__PROMPT__:
Every line of the records below should be restated exactly.

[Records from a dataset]
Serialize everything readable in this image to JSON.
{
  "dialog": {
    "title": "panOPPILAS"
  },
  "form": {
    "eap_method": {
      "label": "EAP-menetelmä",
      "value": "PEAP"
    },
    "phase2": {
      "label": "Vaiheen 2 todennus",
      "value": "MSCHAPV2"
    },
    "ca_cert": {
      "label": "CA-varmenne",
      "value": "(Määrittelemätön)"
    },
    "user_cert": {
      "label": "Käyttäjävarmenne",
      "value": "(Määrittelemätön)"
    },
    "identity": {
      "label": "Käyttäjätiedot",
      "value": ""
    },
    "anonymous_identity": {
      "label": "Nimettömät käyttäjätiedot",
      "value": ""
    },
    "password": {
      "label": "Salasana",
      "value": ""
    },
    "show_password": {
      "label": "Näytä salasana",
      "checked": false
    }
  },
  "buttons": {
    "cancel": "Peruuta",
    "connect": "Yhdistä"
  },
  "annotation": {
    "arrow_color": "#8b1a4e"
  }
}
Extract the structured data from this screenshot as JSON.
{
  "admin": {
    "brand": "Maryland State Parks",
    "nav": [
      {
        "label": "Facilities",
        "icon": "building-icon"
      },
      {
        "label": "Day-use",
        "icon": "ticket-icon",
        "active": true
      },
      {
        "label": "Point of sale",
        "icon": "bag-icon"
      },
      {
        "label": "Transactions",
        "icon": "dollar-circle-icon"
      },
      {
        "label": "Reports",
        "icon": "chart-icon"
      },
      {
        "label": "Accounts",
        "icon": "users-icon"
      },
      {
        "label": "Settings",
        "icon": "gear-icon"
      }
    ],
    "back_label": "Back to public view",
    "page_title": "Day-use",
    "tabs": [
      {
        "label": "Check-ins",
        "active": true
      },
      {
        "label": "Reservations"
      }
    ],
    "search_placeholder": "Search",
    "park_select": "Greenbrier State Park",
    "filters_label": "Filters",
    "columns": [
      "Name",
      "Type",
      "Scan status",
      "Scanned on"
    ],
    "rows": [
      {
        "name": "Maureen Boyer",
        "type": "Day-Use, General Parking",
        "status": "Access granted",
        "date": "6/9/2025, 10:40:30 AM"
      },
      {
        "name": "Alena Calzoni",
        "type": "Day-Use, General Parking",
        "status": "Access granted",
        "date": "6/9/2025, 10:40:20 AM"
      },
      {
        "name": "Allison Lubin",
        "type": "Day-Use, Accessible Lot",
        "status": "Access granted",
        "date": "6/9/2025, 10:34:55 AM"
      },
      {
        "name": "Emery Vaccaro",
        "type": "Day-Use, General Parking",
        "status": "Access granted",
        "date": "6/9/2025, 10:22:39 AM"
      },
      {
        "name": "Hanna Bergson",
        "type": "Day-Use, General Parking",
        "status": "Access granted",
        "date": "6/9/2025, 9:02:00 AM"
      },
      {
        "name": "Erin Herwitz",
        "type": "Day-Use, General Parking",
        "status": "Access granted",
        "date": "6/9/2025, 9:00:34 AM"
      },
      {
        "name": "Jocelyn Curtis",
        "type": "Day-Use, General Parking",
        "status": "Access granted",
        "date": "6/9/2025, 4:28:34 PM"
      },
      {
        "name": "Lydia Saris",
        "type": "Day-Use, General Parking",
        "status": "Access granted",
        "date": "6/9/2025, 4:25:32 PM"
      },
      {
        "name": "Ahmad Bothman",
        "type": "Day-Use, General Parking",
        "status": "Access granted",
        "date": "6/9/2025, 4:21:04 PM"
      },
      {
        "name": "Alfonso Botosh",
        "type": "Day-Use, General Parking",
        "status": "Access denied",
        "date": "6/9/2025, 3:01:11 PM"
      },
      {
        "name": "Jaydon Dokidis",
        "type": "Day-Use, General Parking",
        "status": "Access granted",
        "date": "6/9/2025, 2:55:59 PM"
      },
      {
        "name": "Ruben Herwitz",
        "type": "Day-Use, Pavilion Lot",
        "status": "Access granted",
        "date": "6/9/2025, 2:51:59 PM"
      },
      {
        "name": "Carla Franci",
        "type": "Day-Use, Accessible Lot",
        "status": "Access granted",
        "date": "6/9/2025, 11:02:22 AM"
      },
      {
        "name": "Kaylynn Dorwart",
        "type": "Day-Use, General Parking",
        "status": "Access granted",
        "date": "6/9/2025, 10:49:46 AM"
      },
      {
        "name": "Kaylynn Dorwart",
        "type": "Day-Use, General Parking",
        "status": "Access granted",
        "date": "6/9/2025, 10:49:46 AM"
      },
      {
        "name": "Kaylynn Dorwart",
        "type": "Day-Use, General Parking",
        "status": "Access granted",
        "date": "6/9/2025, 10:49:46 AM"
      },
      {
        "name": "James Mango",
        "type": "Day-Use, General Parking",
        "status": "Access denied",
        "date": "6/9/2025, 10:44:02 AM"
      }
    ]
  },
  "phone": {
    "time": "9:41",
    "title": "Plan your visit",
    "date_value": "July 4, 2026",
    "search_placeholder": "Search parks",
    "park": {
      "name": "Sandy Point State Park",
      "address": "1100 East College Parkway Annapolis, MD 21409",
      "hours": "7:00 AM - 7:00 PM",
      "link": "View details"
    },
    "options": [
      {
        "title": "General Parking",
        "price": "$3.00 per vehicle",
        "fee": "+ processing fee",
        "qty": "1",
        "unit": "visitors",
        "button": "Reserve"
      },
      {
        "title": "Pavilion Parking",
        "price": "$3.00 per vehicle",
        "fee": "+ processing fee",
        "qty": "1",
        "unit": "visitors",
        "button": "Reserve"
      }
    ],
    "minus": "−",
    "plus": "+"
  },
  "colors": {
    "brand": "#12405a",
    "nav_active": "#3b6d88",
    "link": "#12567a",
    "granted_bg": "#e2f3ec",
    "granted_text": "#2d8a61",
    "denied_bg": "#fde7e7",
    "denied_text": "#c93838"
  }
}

__REPLY TO THE EXERCISE__:
Serialize everything readable in this image to JSON.
{
  "dialog": {
    "title": "panOPPILAS"
  },
  "form": {
    "eap_method": {
      "label": "EAP-menetelmä",
      "value": "PEAP"
    },
    "phase2": {
      "label": "Vaiheen 2 todennus",
      "value": "MSCHAPV2"
    },
    "ca_cert": {
      "label": "CA-varmenne",
      "value": "(Määrittelemätön)"
    },
    "user_cert": {
      "label": "Käyttäjävarmenne",
      "value": "(Määrittelemätön)"
    },
    "identity": {
      "label": "Käyttäjätiedot",
      "value": ""
    },
    "anonymous_identity": {
      "label": "Nimettömät käyttäjätiedot",
      "value": ""
    },
    "password": {
      "label": "Salasana",
      "value": ""
    },
    "show_password": {
      "label": "Näytä salasana",
      "checked": false
    }
  },
  "buttons": {
    "cancel": "Peruuta",
    "connect": "Yhdistä"
  },
  "annotation": {
    "arrow_color": "#8b1a4e"
  }
}
Extract the structured data from this screenshot as JSON.
{
  "admin": {
    "brand": "Maryland State Parks",
    "nav": [
      {
        "label": "Facilities",
        "icon": "building-icon"
      },
      {
        "label": "Day-use",
        "icon": "ticket-icon",
        "active": true
      },
      {
        "label": "Point of sale",
        "icon": "bag-icon"
      },
      {
        "label": "Transactions",
        "icon": "dollar-circle-icon"
      },
      {
        "label": "Reports",
        "icon": "chart-icon"
      },
      {
        "label": "Accounts",
        "icon": "users-icon"
      },
      {
        "label": "Settings",
        "icon": "gear-icon"
      }
    ],
    "back_label": "Back to public view",
    "page_title": "Day-use",
    "tabs": [
      {
        "label": "Check-ins",
        "active": true
      },
      {
        "label": "Reservations"
      }
    ],
    "search_placeholder": "Search",
    "park_select": "Greenbrier State Park",
    "filters_label": "Filters",
    "columns": [
      "Name",
      "Type",
      "Scan status",
      "Scanned on"
    ],
    "rows": [
      {
        "name": "Maureen Boyer",
        "type": "Day-Use, General Parking",
        "status": "Access granted",
        "date": "6/9/2025, 10:40:30 AM"
      },
      {
        "name": "Alena Calzoni",
        "type": "Day-Use, General Parking",
        "status": "Access granted",
        "date": "6/9/2025, 10:40:20 AM"
      },
      {
        "name": "Allison Lubin",
        "type": "Day-Use, Accessible Lot",
        "status": "Access granted",
        "date": "6/9/2025, 10:34:55 AM"
      },
      {
        "name": "Emery Vaccaro",
        "type": "Day-Use, General Parking",
        "status": "Access granted",
        "date": "6/9/2025, 10:22:39 AM"
      },
      {
        "name": "Hanna Bergson",
        "type": "Day-Use, General Parking",
        "status": "Access granted",
        "date": "6/9/2025, 9:02:00 AM"
      },
      {
        "name": "Erin Herwitz",
        "type": "Day-Use, General Parking",
        "status": "Access granted",
        "date": "6/9/2025, 9:00:34 AM"
      },
      {
        "name": "Jocelyn Curtis",
        "type": "Day-Use, General Parking",
        "status": "Access granted",
        "date": "6/9/2025, 4:28:34 PM"
      },
      {
        "name": "Lydia Saris",
        "type": "Day-Use, General Parking",
        "status": "Access granted",
        "date": "6/9/2025, 4:25:32 PM"
      },
      {
        "name": "Ahmad Bothman",
        "type": "Day-Use, General Parking",
        "status": "Access granted",
        "date": "6/9/2025, 4:21:04 PM"
      },
      {
        "name": "Alfonso Botosh",
        "type": "Day-Use, General Parking",
        "status": "Access denied",
        "date": "6/9/2025, 3:01:11 PM"
      },
      {
        "name": "Jaydon Dokidis",
        "type": "Day-Use, General Parking",
        "status": "Access granted",
        "date": "6/9/2025, 2:55:59 PM"
      },
      {
        "name": "Ruben Herwitz",
        "type": "Day-Use, Pavilion Lot",
        "status": "Access granted",
        "date": "6/9/2025, 2:51:59 PM"
      },
      {
        "name": "Carla Franci",
        "type": "Day-Use, Accessible Lot",
        "status": "Access granted",
        "date": "6/9/2025, 11:02:22 AM"
      },
      {
        "name": "Kaylynn Dorwart",
        "type": "Day-Use, General Parking",
        "status": "Access granted",
        "date": "6/9/2025, 10:49:46 AM"
      },
      {
        "name": "Kaylynn Dorwart",
        "type": "Day-Use, General Parking",
        "status": "Access granted",
        "date": "6/9/2025, 10:49:46 AM"
      },
      {
        "name": "Kaylynn Dorwart",
        "type": "Day-Use, General Parking",
        "status": "Access granted",
        "date": "6/9/2025, 10:49:46 AM"
      },
      {
        "name": "James Mango",
        "type": "Day-Use, General Parking",
        "status": "Access denied",
        "date": "6/9/2025, 10:44:02 AM"
      }
    ]
  },
  "phone": {
    "time": "9:41",
    "title": "Plan your visit",
    "date_value": "July 4, 2026",
    "search_placeholder": "Search parks",
    "park": {
      "name": "Sandy Point State Park",
      "address": "1100 East College Parkway Annapolis, MD 21409",
      "hours": "7:00 AM - 7:00 PM",
      "link": "View details"
    },
    "options": [
      {
        "title": "General Parking",
        "price": "$3.00 per vehicle",
        "fee": "+ processing fee",
        "qty": "1",
        "unit": "visitors",
        "button": "Reserve"
      },
      {
        "title": "Pavilion Parking",
        "price": "$3.00 per vehicle",
        "fee": "+ processing fee",
        "qty": "1",
        "unit": "visitors",
        "button": "Reserve"
      }
    ],
    "minus": "−",
    "plus": "+"
  },
  "colors": {
    "brand": "#12405a",
    "nav_active": "#3b6d88",
    "link": "#12567a",
    "granted_bg": "#e2f3ec",
    "granted_text": "#2d8a61",
    "denied_bg": "#fde7e7",
    "denied_text": "#c93838"
  }
}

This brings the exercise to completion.